* [Aim]: Count the lines in the records below that contain the string "plus", treating uppercase and lowercase as different. Give only the number.
#### Dataset extract ####
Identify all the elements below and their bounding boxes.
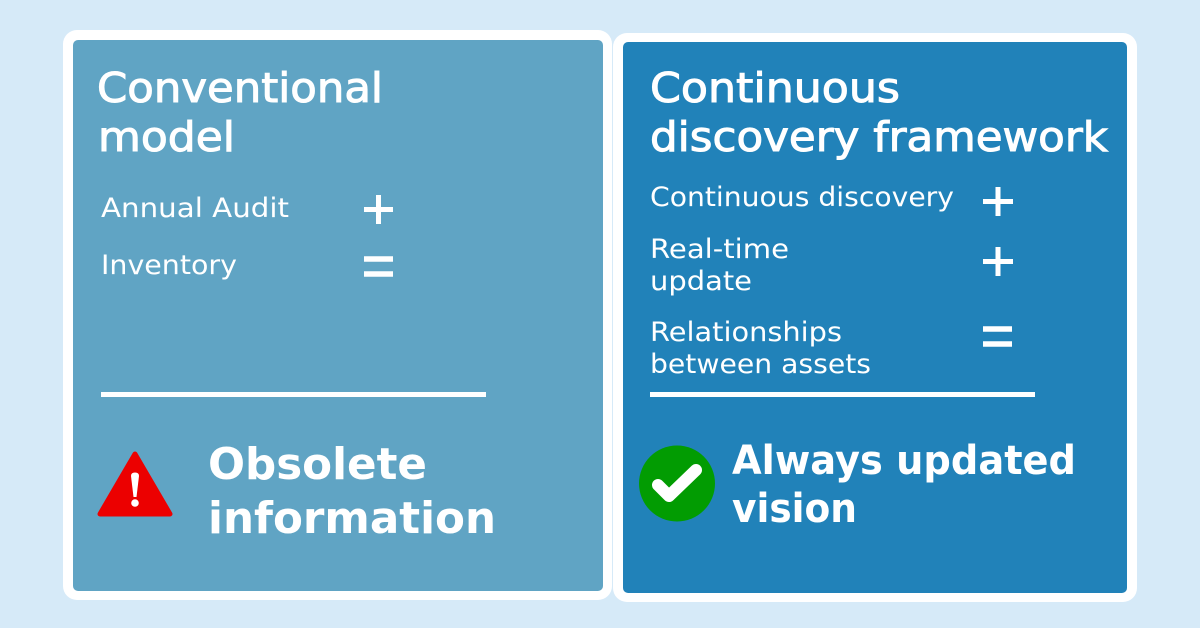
- panel: conventional model: [63, 30, 612, 600]
- text: real-time update: Real-time: [650, 234, 789, 265]
- icon: equals: [983, 329, 1012, 344]
- icon: plus: [983, 187, 1013, 216]
- text: inventory: Inventory: [101, 250, 237, 281]
- icon: plus: [364, 195, 393, 224]
- result: obsolete information: Obsolete: [208, 439, 427, 490]
- result: always updated vision: vision: [732, 486, 857, 532]
- text: real-time update: update: [650, 266, 752, 297]
- result: obsolete information: information: [208, 493, 496, 544]
- icon: warning triangle: [100, 454, 170, 514]
- heading: conventional model: model: [98, 113, 235, 161]
- result: always updated vision: [732, 438, 1076, 532]
- text: relationships between assets: between assets: [650, 349, 871, 380]
- icon: green check: [639, 446, 715, 522]
- heading: continuous discovery framework: [650, 64, 1108, 161]
- heading: conventional model: Conventional: [97, 64, 383, 112]
- icon: equals: [364, 259, 393, 274]
- text: real-time update: [650, 234, 789, 297]
- icon: plus: [983, 247, 1013, 276]
- text: annual audit: Annual Audit: [101, 193, 289, 224]
- text: relationships between assets: Relationships: [650, 317, 842, 348]
- panel: continuous discovery framework: [613, 33, 1137, 602]
- heading: continuous discovery framework: Continuous: [650, 64, 900, 112]
- result: always updated vision: Always updated: [732, 438, 1076, 484]
- text: relationships between assets: [650, 317, 871, 380]
- heading: continuous discovery framework: discovery framework: [650, 113, 1108, 161]
- heading: conventional model: [97, 64, 383, 161]
- text: continuous discovery: Continuous discovery: [650, 182, 954, 213]
- result: obsolete information: [208, 439, 496, 544]
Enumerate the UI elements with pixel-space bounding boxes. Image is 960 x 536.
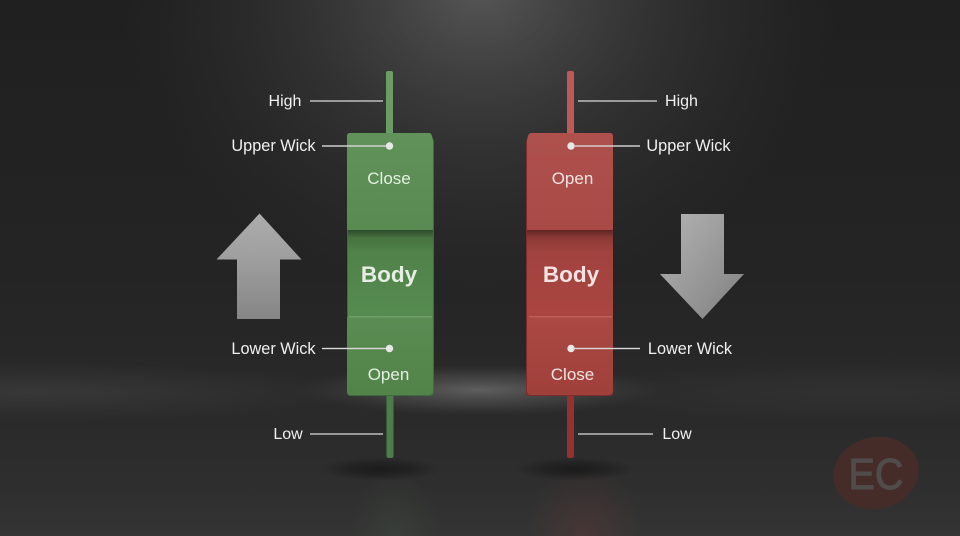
middle block: green	[348, 230, 433, 317]
label: Low (green): Low	[273, 426, 303, 443]
text: Close (red): Close	[551, 365, 594, 384]
label: High (green)	[269, 93, 383, 110]
shadow: green candle	[320, 457, 440, 481]
label: High (red)	[578, 93, 698, 110]
arrow: up	[216, 214, 302, 319]
lower wick: red	[567, 396, 574, 458]
upper block: red	[527, 133, 613, 231]
label: Upper Wick (green)	[231, 137, 393, 155]
label: Lower Wick (green)	[231, 340, 393, 358]
candle body block: red	[526, 133, 613, 396]
upper wick: green	[386, 71, 393, 135]
upper block: green	[347, 133, 433, 231]
label: High (green): High	[269, 93, 301, 110]
arrow: down	[660, 214, 744, 319]
lower wick: green	[386, 396, 394, 458]
logo: EC watermark	[826, 429, 926, 517]
upper wick: red	[567, 71, 574, 135]
label: Low (red): Low	[662, 426, 692, 443]
text: Body (red): Body	[543, 262, 600, 287]
label: Lower Wick (green): Lower Wick	[231, 340, 316, 358]
logo: EC watermark: EC	[848, 450, 904, 499]
label: Upper Wick (green): Upper Wick	[231, 137, 316, 155]
label: Low (red)	[578, 426, 692, 443]
text: Close (green): Close	[367, 169, 411, 188]
text: Body (green): Body	[361, 262, 418, 287]
lower block: red	[527, 316, 613, 395]
label: Upper Wick (red): Upper Wick	[646, 137, 731, 155]
red candlestick	[526, 71, 613, 458]
label: High (red): High	[665, 93, 698, 110]
label: Lower Wick (red)	[567, 340, 733, 358]
lower block: green	[347, 316, 433, 395]
shadow: red candle	[515, 457, 635, 481]
candle body block: green	[347, 133, 434, 396]
green candlestick	[347, 71, 434, 458]
label: Low (green)	[273, 426, 383, 443]
text: Open (green): Open	[368, 365, 409, 384]
text: Open (red): Open	[552, 169, 593, 188]
label: Upper Wick (red)	[567, 137, 731, 155]
middle block: red	[527, 230, 613, 317]
label: Lower Wick (red): Lower Wick	[648, 340, 733, 358]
####
* [Final result]: 3